[Start of INFORMATION GIVEN]

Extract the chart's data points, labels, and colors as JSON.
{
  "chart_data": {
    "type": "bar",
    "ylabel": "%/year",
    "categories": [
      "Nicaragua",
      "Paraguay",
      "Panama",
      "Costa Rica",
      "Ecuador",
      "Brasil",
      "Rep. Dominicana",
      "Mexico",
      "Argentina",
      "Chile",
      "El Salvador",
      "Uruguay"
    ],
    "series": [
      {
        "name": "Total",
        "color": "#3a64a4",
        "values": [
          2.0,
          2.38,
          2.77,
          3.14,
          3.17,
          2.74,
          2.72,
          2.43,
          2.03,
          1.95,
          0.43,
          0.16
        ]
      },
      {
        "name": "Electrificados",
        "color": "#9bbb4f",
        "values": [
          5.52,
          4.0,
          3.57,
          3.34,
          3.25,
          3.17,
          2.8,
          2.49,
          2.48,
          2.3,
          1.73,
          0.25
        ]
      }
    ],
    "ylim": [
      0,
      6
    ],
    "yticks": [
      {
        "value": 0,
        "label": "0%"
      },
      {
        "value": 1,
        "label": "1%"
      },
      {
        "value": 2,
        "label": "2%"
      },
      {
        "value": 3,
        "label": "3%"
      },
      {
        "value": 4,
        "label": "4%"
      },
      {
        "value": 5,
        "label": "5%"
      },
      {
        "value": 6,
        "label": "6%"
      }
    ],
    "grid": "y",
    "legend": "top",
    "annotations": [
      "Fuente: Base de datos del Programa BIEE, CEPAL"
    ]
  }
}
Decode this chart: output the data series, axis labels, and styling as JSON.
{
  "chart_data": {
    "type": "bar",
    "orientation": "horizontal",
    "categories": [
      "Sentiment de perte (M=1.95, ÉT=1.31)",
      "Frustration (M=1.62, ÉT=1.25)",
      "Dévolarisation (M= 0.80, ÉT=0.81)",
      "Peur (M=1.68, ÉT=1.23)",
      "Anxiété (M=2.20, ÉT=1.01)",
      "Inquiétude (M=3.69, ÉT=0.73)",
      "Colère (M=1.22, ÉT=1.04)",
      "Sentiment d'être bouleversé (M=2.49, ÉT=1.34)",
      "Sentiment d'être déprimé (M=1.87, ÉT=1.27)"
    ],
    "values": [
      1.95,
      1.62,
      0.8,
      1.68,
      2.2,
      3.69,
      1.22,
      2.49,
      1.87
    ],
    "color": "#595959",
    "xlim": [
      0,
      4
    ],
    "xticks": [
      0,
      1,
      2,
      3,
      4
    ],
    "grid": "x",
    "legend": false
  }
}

[End of INFORMATION GIVEN]

- WORK TO BE COMPLETED -
Write out the data again, exactly and in full.

- THE REPLY -
Extract the chart's data points, labels, and colors as JSON.
{
  "chart_data": {
    "type": "bar",
    "ylabel": "%/year",
    "categories": [
      "Nicaragua",
      "Paraguay",
      "Panama",
      "Costa Rica",
      "Ecuador",
      "Brasil",
      "Rep. Dominicana",
      "Mexico",
      "Argentina",
      "Chile",
      "El Salvador",
      "Uruguay"
    ],
    "series": [
      {
        "name": "Total",
        "color": "#3a64a4",
        "values": [
          2.0,
          2.38,
          2.77,
          3.14,
          3.17,
          2.74,
          2.72,
          2.43,
          2.03,
          1.95,
          0.43,
          0.16
        ]
      },
      {
        "name": "Electrificados",
        "color": "#9bbb4f",
        "values": [
          5.52,
          4.0,
          3.57,
          3.34,
          3.25,
          3.17,
          2.8,
          2.49,
          2.48,
          2.3,
          1.73,
          0.25
        ]
      }
    ],
    "ylim": [
      0,
      6
    ],
    "yticks": [
      {
        "value": 0,
        "label": "0%"
      },
      {
        "value": 1,
        "label": "1%"
      },
      {
        "value": 2,
        "label": "2%"
      },
      {
        "value": 3,
        "label": "3%"
      },
      {
        "value": 4,
        "label": "4%"
      },
      {
        "value": 5,
        "label": "5%"
      },
      {
        "value": 6,
        "label": "6%"
      }
    ],
    "grid": "y",
    "legend": "top",
    "annotations": [
      "Fuente: Base de datos del Programa BIEE, CEPAL"
    ]
  }
}
Decode this chart: output the data series, axis labels, and styling as JSON.
{
  "chart_data": {
    "type": "bar",
    "orientation": "horizontal",
    "categories": [
      "Sentiment de perte (M=1.95, ÉT=1.31)",
      "Frustration (M=1.62, ÉT=1.25)",
      "Dévolarisation (M= 0.80, ÉT=0.81)",
      "Peur (M=1.68, ÉT=1.23)",
      "Anxiété (M=2.20, ÉT=1.01)",
      "Inquiétude (M=3.69, ÉT=0.73)",
      "Colère (M=1.22, ÉT=1.04)",
      "Sentiment d'être bouleversé (M=2.49, ÉT=1.34)",
      "Sentiment d'être déprimé (M=1.87, ÉT=1.27)"
    ],
    "values": [
      1.95,
      1.62,
      0.8,
      1.68,
      2.2,
      3.69,
      1.22,
      2.49,
      1.87
    ],
    "color": "#595959",
    "xlim": [
      0,
      4
    ],
    "xticks": [
      0,
      1,
      2,
      3,
      4
    ],
    "grid": "x",
    "legend": false
  }
}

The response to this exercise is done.